◆ **BRIEF**
How many lines of the records hold the string "ahjkjt"? Reply with the number alone.

◆ **EXERCISE DATA**
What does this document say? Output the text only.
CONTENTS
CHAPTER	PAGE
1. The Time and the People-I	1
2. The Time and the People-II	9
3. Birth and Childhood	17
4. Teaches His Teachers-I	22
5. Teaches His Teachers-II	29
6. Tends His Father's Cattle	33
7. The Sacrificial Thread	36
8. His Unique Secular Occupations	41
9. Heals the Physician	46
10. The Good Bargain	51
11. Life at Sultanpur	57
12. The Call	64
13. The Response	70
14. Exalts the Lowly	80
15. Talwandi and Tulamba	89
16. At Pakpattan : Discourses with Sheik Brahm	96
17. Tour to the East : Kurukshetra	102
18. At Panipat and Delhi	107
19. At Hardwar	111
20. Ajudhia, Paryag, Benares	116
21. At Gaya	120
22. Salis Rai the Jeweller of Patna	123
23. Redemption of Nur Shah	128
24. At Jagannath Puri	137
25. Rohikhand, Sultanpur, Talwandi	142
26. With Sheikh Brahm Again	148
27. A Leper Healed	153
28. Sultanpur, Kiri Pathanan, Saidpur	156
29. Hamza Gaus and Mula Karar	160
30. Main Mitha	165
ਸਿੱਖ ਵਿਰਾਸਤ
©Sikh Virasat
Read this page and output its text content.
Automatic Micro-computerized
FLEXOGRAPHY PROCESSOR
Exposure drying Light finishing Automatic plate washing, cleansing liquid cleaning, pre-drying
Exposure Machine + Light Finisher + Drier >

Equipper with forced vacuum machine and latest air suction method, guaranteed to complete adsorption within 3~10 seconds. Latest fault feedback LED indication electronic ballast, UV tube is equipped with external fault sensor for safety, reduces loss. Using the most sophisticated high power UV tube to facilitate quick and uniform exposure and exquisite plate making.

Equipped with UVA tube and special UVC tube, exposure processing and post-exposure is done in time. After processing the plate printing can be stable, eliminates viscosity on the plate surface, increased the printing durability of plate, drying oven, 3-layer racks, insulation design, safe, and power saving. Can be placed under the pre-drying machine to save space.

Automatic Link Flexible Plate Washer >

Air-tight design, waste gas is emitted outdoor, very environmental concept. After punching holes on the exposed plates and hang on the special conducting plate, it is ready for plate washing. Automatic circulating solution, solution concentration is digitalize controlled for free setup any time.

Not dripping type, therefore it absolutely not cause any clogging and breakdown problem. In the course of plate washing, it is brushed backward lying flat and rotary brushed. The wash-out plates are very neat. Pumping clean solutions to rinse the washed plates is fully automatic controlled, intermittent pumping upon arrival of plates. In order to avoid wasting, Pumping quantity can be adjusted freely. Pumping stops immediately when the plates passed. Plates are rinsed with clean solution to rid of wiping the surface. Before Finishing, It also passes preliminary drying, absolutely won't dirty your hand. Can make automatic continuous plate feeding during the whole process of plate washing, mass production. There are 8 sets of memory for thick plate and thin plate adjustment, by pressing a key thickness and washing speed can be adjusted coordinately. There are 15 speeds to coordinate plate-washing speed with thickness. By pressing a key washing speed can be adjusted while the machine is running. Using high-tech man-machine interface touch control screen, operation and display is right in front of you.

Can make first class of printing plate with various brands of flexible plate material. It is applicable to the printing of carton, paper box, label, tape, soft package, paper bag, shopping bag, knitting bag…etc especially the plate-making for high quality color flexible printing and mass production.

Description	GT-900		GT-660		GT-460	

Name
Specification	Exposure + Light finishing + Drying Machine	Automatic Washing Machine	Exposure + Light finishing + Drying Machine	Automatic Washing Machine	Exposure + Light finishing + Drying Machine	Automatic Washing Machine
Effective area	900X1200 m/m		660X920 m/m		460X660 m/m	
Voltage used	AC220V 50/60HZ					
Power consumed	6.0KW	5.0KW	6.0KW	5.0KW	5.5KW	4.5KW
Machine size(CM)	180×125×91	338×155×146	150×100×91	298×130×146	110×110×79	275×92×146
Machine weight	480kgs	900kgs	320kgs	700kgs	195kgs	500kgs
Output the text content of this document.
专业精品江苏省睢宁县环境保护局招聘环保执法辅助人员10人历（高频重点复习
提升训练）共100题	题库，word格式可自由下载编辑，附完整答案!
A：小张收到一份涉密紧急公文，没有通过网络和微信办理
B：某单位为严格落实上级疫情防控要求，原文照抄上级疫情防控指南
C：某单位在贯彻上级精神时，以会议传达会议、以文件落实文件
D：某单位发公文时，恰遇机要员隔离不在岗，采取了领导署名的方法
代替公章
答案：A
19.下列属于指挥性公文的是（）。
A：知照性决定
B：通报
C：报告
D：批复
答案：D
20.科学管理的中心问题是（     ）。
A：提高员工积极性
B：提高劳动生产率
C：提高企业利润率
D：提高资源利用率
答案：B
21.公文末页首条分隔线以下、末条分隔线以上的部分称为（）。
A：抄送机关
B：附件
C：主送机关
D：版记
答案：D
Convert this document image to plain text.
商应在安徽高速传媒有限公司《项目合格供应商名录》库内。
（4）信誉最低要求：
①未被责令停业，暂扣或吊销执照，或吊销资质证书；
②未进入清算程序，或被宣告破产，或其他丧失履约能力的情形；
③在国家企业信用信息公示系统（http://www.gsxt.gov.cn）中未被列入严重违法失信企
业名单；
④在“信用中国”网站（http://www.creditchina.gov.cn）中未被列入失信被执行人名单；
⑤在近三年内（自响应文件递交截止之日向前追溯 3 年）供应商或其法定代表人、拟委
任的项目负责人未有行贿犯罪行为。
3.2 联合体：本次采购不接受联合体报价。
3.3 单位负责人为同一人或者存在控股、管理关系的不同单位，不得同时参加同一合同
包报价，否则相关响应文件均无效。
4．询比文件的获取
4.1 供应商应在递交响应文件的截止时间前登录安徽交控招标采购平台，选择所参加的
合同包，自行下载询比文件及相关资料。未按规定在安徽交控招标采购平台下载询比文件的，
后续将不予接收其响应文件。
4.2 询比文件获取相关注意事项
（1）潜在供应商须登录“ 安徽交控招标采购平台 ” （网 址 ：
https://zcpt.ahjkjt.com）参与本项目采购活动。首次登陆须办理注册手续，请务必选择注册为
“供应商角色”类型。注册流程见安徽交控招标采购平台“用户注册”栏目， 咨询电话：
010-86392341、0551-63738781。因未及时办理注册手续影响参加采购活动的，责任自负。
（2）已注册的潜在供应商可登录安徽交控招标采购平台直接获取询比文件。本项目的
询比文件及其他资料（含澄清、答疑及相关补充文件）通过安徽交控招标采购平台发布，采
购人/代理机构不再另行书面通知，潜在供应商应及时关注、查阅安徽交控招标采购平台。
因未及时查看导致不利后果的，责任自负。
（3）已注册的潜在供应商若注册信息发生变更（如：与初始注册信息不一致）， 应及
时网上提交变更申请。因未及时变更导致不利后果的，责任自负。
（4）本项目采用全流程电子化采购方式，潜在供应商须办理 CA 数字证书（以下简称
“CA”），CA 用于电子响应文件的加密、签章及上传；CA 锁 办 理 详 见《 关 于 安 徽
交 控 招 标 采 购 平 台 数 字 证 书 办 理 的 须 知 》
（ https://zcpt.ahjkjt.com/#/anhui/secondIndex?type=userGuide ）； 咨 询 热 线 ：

◆ **OUTPUT FOR THIS EXERCISE**
2